[Exercise instructions]: Return the entries verbatim and drop every picture.
**** Materials provided
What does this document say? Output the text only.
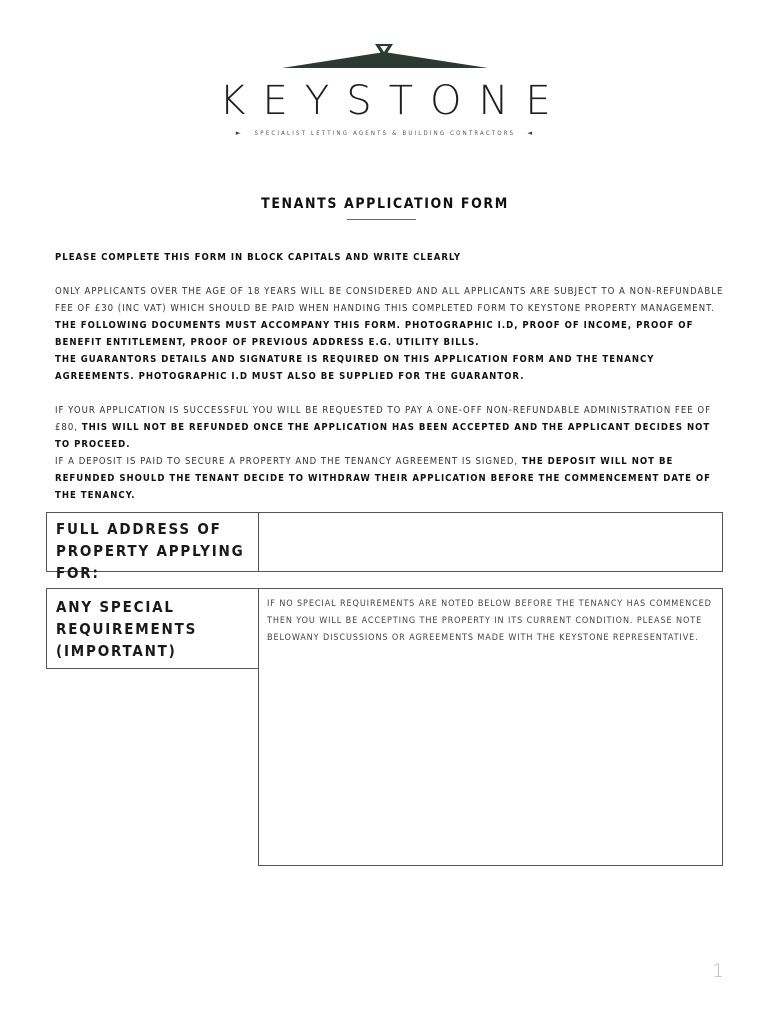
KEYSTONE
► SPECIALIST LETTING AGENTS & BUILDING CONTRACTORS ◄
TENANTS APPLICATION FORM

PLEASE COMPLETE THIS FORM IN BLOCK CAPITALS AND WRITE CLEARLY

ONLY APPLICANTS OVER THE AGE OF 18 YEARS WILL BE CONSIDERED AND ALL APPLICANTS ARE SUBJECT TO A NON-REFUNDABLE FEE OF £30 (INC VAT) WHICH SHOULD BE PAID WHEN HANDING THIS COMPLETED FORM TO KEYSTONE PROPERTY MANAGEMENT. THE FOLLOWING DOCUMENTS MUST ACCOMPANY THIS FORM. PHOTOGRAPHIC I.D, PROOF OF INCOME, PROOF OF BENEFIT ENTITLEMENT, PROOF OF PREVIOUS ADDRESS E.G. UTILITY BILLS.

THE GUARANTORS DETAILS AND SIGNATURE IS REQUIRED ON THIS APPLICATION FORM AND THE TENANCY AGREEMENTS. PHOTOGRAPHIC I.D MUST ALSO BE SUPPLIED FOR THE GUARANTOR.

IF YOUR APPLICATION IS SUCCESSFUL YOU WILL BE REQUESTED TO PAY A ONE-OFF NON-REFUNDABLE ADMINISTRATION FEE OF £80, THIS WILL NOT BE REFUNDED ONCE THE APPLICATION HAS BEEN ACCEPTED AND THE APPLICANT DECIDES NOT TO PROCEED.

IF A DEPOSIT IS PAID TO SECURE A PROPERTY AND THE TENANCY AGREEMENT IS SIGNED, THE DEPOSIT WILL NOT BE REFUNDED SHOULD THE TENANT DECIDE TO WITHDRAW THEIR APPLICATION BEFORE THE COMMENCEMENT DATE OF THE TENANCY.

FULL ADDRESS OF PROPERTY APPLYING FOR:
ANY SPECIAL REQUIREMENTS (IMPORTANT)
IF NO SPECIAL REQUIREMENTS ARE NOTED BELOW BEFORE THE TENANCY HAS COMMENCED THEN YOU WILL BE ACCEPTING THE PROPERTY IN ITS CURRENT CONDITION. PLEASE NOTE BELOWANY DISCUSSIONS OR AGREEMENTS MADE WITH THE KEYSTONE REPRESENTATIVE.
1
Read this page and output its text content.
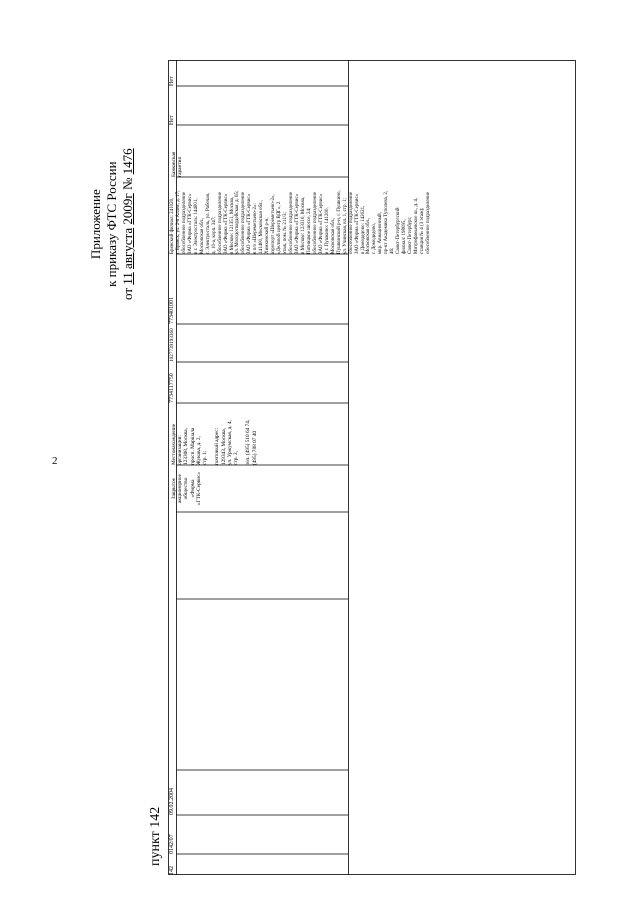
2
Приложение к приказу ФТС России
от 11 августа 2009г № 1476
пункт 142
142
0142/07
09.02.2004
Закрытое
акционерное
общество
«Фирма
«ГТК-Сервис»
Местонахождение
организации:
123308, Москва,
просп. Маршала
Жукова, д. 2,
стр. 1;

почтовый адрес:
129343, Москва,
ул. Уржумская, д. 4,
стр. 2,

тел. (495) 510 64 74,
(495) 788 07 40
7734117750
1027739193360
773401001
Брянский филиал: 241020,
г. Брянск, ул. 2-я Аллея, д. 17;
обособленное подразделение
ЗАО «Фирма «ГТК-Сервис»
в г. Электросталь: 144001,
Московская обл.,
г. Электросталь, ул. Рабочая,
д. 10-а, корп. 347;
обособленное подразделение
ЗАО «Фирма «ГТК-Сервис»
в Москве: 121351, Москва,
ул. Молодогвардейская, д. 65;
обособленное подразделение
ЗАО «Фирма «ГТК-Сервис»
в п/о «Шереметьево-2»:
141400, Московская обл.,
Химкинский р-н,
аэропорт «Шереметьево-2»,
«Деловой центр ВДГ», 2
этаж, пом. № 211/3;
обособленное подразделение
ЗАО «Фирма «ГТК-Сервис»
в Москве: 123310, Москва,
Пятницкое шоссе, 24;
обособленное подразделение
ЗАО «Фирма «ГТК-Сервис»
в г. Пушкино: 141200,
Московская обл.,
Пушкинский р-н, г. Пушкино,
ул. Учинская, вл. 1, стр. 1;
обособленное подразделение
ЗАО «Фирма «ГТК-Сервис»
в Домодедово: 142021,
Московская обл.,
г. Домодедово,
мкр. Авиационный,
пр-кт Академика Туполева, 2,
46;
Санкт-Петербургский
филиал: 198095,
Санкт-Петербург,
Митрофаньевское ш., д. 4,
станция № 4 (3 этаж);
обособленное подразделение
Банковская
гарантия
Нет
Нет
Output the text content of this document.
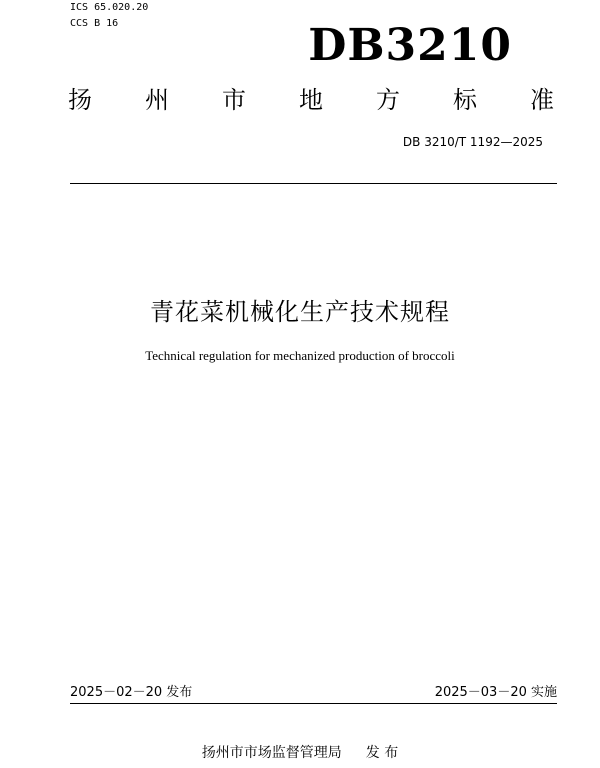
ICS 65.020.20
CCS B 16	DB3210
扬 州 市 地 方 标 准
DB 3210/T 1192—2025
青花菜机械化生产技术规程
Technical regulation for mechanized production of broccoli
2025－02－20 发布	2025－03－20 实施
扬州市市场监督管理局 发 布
********
[Solution to the exercise]:
What does this document say? Output the text only.
KEYSTONE
► SPECIALIST LETTING AGENTS & BUILDING CONTRACTORS ◄
TENANTS APPLICATION FORM

PLEASE COMPLETE THIS FORM IN BLOCK CAPITALS AND WRITE CLEARLY

ONLY APPLICANTS OVER THE AGE OF 18 YEARS WILL BE CONSIDERED AND ALL APPLICANTS ARE SUBJECT TO A NON-REFUNDABLE FEE OF £30 (INC VAT) WHICH SHOULD BE PAID WHEN HANDING THIS COMPLETED FORM TO KEYSTONE PROPERTY MANAGEMENT. THE FOLLOWING DOCUMENTS MUST ACCOMPANY THIS FORM. PHOTOGRAPHIC I.D, PROOF OF INCOME, PROOF OF BENEFIT ENTITLEMENT, PROOF OF PREVIOUS ADDRESS E.G. UTILITY BILLS.

THE GUARANTORS DETAILS AND SIGNATURE IS REQUIRED ON THIS APPLICATION FORM AND THE TENANCY AGREEMENTS. PHOTOGRAPHIC I.D MUST ALSO BE SUPPLIED FOR THE GUARANTOR.

IF YOUR APPLICATION IS SUCCESSFUL YOU WILL BE REQUESTED TO PAY A ONE-OFF NON-REFUNDABLE ADMINISTRATION FEE OF £80, THIS WILL NOT BE REFUNDED ONCE THE APPLICATION HAS BEEN ACCEPTED AND THE APPLICANT DECIDES NOT TO PROCEED.

IF A DEPOSIT IS PAID TO SECURE A PROPERTY AND THE TENANCY AGREEMENT IS SIGNED, THE DEPOSIT WILL NOT BE REFUNDED SHOULD THE TENANT DECIDE TO WITHDRAW THEIR APPLICATION BEFORE THE COMMENCEMENT DATE OF THE TENANCY.

FULL ADDRESS OF PROPERTY APPLYING FOR:
ANY SPECIAL REQUIREMENTS (IMPORTANT)
IF NO SPECIAL REQUIREMENTS ARE NOTED BELOW BEFORE THE TENANCY HAS COMMENCED THEN YOU WILL BE ACCEPTING THE PROPERTY IN ITS CURRENT CONDITION. PLEASE NOTE BELOWANY DISCUSSIONS OR AGREEMENTS MADE WITH THE KEYSTONE REPRESENTATIVE.
1
Read this page and output its text content.
2
Приложение к приказу ФТС России
от 11 августа 2009г № 1476
пункт 142
142
0142/07
09.02.2004
Закрытое
акционерное
общество
«Фирма
«ГТК-Сервис»
Местонахождение
организации:
123308, Москва,
просп. Маршала
Жукова, д. 2,
стр. 1;

почтовый адрес:
129343, Москва,
ул. Уржумская, д. 4,
стр. 2,

тел. (495) 510 64 74,
(495) 788 07 40
7734117750
1027739193360
773401001
Брянский филиал: 241020,
г. Брянск, ул. 2-я Аллея, д. 17;
обособленное подразделение
ЗАО «Фирма «ГТК-Сервис»
в г. Электросталь: 144001,
Московская обл.,
г. Электросталь, ул. Рабочая,
д. 10-а, корп. 347;
обособленное подразделение
ЗАО «Фирма «ГТК-Сервис»
в Москве: 121351, Москва,
ул. Молодогвардейская, д. 65;
обособленное подразделение
ЗАО «Фирма «ГТК-Сервис»
в п/о «Шереметьево-2»:
141400, Московская обл.,
Химкинский р-н,
аэропорт «Шереметьево-2»,
«Деловой центр ВДГ», 2
этаж, пом. № 211/3;
обособленное подразделение
ЗАО «Фирма «ГТК-Сервис»
в Москве: 123310, Москва,
Пятницкое шоссе, 24;
обособленное подразделение
ЗАО «Фирма «ГТК-Сервис»
в г. Пушкино: 141200,
Московская обл.,
Пушкинский р-н, г. Пушкино,
ул. Учинская, вл. 1, стр. 1;
обособленное подразделение
ЗАО «Фирма «ГТК-Сервис»
в Домодедово: 142021,
Московская обл.,
г. Домодедово,
мкр. Авиационный,
пр-кт Академика Туполева, 2,
46;
Санкт-Петербургский
филиал: 198095,
Санкт-Петербург,
Митрофаньевское ш., д. 4,
станция № 4 (3 этаж);
обособленное подразделение
Банковская
гарантия
Нет
Нет
Output the text content of this document.
ICS 65.020.20
CCS B 16	DB3210
扬 州 市 地 方 标 准
DB 3210/T 1192—2025
青花菜机械化生产技术规程
Technical regulation for mechanized production of broccoli
2025－02－20 发布	2025－03－20 实施
扬州市市场监督管理局 发 布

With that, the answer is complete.